*GOAL OF THE EXERCISE*.
Reproduce every one of the items below word for word, and leave the pictures out of your output.

**** SUPPLIED MATERIAL ****

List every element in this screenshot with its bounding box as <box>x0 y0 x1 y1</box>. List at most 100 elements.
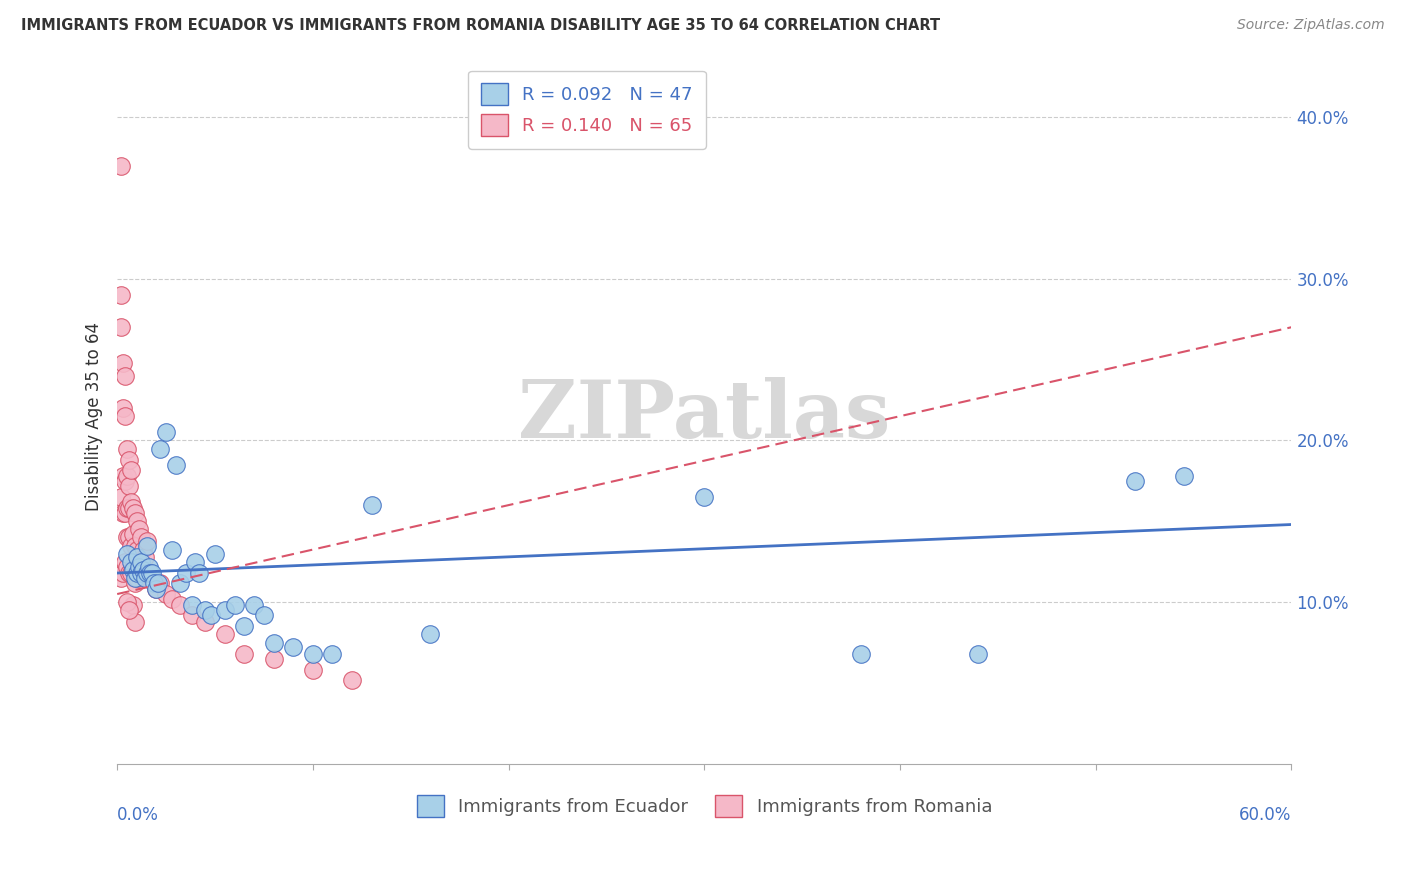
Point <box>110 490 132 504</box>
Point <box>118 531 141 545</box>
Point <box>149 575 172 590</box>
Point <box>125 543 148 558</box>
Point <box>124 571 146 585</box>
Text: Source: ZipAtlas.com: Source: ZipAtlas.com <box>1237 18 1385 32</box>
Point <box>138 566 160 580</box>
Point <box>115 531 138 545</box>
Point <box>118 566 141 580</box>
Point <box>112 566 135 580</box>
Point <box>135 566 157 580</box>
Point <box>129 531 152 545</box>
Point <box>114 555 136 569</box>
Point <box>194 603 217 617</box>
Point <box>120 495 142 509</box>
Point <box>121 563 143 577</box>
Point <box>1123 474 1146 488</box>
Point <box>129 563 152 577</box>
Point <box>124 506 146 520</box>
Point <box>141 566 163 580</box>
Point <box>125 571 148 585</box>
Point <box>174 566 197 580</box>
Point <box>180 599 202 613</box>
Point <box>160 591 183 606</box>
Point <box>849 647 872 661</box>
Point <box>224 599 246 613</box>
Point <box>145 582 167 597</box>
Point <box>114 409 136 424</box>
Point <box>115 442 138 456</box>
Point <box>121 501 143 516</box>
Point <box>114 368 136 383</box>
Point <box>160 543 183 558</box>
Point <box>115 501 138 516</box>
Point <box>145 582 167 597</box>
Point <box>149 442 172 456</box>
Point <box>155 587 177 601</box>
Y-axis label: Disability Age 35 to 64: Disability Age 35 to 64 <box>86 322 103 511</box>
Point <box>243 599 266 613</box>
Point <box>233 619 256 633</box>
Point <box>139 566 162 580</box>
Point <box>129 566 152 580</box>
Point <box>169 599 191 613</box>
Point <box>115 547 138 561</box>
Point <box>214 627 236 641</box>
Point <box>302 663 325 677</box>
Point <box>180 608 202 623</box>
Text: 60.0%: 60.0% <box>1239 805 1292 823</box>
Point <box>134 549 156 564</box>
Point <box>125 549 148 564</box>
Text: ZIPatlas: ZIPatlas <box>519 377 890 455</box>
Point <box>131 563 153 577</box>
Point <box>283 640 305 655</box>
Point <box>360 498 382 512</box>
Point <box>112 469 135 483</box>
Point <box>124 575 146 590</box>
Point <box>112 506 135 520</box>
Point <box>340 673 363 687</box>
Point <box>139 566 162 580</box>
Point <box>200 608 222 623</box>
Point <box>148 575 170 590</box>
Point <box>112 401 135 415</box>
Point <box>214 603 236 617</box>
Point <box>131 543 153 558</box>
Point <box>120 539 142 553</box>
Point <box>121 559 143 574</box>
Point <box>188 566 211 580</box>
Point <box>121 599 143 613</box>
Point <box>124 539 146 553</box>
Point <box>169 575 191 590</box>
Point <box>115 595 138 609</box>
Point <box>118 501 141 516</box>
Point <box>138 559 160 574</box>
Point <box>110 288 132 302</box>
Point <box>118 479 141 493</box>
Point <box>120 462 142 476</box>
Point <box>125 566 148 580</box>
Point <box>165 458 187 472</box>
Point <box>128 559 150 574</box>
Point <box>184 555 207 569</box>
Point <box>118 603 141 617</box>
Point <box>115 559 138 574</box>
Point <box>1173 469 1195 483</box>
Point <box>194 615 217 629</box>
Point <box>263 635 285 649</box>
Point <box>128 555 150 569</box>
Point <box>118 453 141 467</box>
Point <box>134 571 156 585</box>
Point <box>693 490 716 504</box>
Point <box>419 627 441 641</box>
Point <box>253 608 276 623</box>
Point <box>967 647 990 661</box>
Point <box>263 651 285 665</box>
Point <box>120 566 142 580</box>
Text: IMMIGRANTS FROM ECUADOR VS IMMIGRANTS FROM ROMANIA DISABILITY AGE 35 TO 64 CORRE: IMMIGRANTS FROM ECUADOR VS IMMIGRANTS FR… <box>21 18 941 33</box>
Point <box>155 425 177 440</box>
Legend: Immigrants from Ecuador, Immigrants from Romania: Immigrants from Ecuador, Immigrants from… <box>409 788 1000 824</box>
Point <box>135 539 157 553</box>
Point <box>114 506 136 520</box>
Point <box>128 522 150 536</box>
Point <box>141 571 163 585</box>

****

*THE ANSWER*.
List every element in this screenshot with its bounding box as <box>x0 y0 x1 y1</box>. List at most 100 elements.
Point <box>110 490 132 504</box>
Point <box>118 531 141 545</box>
Point <box>149 575 172 590</box>
Point <box>125 543 148 558</box>
Point <box>124 571 146 585</box>
Text: Source: ZipAtlas.com: Source: ZipAtlas.com <box>1237 18 1385 32</box>
Point <box>138 566 160 580</box>
Point <box>115 531 138 545</box>
Point <box>118 566 141 580</box>
Point <box>112 566 135 580</box>
Point <box>135 566 157 580</box>
Point <box>129 531 152 545</box>
Point <box>114 555 136 569</box>
Point <box>194 603 217 617</box>
Point <box>120 495 142 509</box>
Point <box>121 563 143 577</box>
Point <box>1123 474 1146 488</box>
Point <box>129 563 152 577</box>
Point <box>124 506 146 520</box>
Point <box>141 566 163 580</box>
Point <box>125 571 148 585</box>
Point <box>174 566 197 580</box>
Point <box>180 599 202 613</box>
Point <box>160 591 183 606</box>
Point <box>849 647 872 661</box>
Point <box>224 599 246 613</box>
Point <box>145 582 167 597</box>
Point <box>114 409 136 424</box>
Point <box>115 442 138 456</box>
Point <box>121 501 143 516</box>
Point <box>114 368 136 383</box>
Point <box>160 543 183 558</box>
Point <box>115 501 138 516</box>
Point <box>145 582 167 597</box>
Point <box>149 442 172 456</box>
Point <box>155 587 177 601</box>
Y-axis label: Disability Age 35 to 64: Disability Age 35 to 64 <box>86 322 103 511</box>
Point <box>243 599 266 613</box>
Point <box>233 619 256 633</box>
Point <box>139 566 162 580</box>
Point <box>129 566 152 580</box>
Point <box>169 599 191 613</box>
Point <box>115 547 138 561</box>
Point <box>214 627 236 641</box>
Point <box>302 663 325 677</box>
Point <box>180 608 202 623</box>
Text: 60.0%: 60.0% <box>1239 805 1292 823</box>
Point <box>134 549 156 564</box>
Point <box>125 549 148 564</box>
Text: ZIPatlas: ZIPatlas <box>519 377 890 455</box>
Point <box>131 563 153 577</box>
Point <box>283 640 305 655</box>
Point <box>360 498 382 512</box>
Point <box>112 469 135 483</box>
Point <box>124 575 146 590</box>
Point <box>112 506 135 520</box>
Point <box>340 673 363 687</box>
Point <box>139 566 162 580</box>
Point <box>200 608 222 623</box>
Point <box>148 575 170 590</box>
Point <box>112 401 135 415</box>
Point <box>214 603 236 617</box>
Point <box>131 543 153 558</box>
Point <box>120 539 142 553</box>
Point <box>121 559 143 574</box>
Point <box>188 566 211 580</box>
Point <box>121 599 143 613</box>
Point <box>124 539 146 553</box>
Point <box>169 575 191 590</box>
Point <box>115 595 138 609</box>
Point <box>118 501 141 516</box>
Point <box>138 559 160 574</box>
Point <box>110 288 132 302</box>
Point <box>118 479 141 493</box>
Point <box>120 462 142 476</box>
Point <box>125 566 148 580</box>
Point <box>165 458 187 472</box>
Point <box>128 559 150 574</box>
Point <box>184 555 207 569</box>
Point <box>118 603 141 617</box>
Point <box>115 559 138 574</box>
Point <box>1173 469 1195 483</box>
Point <box>194 615 217 629</box>
Point <box>263 635 285 649</box>
Point <box>128 555 150 569</box>
Point <box>118 453 141 467</box>
Point <box>134 571 156 585</box>
Point <box>693 490 716 504</box>
Point <box>419 627 441 641</box>
Point <box>253 608 276 623</box>
Point <box>967 647 990 661</box>
Point <box>263 651 285 665</box>
Point <box>120 566 142 580</box>
Text: IMMIGRANTS FROM ECUADOR VS IMMIGRANTS FROM ROMANIA DISABILITY AGE 35 TO 64 CORRE: IMMIGRANTS FROM ECUADOR VS IMMIGRANTS FR… <box>21 18 941 33</box>
Point <box>155 425 177 440</box>
Legend: Immigrants from Ecuador, Immigrants from Romania: Immigrants from Ecuador, Immigrants from… <box>409 788 1000 824</box>
Point <box>135 539 157 553</box>
Point <box>114 506 136 520</box>
Point <box>128 522 150 536</box>
Point <box>141 571 163 585</box>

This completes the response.